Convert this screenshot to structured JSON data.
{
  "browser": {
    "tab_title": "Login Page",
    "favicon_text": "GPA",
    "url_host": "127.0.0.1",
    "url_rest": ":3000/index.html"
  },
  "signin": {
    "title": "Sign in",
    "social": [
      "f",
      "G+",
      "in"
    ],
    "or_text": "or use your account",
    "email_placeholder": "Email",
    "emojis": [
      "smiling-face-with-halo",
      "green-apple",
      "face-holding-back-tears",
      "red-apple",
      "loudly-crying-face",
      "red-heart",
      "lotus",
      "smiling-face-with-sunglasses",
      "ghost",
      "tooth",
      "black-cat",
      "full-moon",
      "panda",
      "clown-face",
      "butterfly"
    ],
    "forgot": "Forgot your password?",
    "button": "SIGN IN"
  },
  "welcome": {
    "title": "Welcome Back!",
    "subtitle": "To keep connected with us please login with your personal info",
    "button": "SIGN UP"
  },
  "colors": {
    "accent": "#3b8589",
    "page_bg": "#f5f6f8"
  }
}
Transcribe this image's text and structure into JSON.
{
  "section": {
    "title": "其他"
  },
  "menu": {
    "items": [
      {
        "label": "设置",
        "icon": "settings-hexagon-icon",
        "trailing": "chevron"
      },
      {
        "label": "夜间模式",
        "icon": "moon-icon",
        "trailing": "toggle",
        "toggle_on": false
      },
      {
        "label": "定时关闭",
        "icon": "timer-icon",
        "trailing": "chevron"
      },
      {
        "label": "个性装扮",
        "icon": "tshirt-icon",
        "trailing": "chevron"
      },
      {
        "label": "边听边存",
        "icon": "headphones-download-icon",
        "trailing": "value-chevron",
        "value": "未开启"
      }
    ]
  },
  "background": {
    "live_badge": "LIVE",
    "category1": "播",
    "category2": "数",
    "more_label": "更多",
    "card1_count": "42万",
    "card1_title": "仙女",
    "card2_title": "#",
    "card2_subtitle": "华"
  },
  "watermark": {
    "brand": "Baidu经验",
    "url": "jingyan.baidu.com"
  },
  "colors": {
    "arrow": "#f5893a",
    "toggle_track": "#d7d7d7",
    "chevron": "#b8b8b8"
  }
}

▶ _Aim_: Every line that holds the string "JSON" should be returned.

▶ _Solved exercise_:
Convert this screenshot to structured JSON data.
Transcribe this image's text and structure into JSON.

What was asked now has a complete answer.